** begin Task inputs **

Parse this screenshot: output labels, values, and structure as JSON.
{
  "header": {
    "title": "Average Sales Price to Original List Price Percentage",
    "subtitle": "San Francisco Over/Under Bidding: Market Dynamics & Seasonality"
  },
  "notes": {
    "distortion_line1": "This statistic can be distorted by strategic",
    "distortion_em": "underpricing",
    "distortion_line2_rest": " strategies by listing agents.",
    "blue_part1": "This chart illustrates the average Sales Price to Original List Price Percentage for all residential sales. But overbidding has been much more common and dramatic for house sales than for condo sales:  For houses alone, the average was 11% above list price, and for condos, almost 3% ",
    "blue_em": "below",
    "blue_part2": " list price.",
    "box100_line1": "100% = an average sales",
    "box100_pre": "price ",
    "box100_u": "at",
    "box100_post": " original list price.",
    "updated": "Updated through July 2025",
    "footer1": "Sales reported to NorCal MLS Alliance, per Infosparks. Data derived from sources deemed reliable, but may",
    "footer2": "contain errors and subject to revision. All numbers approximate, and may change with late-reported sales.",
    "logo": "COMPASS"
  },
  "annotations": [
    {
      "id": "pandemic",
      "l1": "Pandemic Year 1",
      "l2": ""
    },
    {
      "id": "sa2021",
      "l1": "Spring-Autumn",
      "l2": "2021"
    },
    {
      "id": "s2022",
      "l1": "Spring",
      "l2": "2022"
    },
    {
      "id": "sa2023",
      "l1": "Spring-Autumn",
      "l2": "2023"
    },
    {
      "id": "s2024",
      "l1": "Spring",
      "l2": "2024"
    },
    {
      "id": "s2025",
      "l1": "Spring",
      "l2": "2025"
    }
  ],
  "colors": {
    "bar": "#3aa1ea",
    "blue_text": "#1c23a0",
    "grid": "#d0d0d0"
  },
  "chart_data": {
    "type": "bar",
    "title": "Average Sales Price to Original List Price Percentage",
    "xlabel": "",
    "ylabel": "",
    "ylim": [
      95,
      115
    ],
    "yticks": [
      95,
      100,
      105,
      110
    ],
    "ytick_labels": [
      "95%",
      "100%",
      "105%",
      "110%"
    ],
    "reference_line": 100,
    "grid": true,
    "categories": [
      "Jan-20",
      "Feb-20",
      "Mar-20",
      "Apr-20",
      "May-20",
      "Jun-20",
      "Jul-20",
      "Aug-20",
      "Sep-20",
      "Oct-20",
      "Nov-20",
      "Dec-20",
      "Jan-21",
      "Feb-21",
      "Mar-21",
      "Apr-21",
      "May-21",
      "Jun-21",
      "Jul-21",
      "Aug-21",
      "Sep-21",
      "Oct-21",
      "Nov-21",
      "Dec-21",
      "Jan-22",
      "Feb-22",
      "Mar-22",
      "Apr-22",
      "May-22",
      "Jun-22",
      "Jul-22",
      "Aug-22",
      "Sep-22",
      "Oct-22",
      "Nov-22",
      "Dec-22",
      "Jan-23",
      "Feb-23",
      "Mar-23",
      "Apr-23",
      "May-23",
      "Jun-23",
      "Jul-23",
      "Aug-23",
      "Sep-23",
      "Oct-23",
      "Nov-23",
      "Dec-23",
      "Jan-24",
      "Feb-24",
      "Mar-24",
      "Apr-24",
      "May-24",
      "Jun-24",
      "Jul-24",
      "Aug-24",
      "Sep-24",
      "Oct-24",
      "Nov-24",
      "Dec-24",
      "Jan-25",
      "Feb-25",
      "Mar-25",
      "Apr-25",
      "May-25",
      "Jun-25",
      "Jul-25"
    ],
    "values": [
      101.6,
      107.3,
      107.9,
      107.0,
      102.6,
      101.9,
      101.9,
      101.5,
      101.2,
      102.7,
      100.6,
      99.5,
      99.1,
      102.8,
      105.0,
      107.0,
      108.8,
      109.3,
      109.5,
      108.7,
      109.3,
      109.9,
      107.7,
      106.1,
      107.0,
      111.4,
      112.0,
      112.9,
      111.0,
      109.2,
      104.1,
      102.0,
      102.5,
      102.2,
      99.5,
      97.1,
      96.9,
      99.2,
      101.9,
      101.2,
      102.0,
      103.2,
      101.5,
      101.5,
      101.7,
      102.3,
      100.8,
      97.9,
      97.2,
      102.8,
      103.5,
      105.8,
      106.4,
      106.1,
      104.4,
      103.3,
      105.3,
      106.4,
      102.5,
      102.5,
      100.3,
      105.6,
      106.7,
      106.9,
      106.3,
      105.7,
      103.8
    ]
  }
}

** end Task inputs **

| What is asked |
Copy every line that contains the string "values".

| Result below |
Parse this screenshot: output labels, values, and structure as JSON.
    "values": [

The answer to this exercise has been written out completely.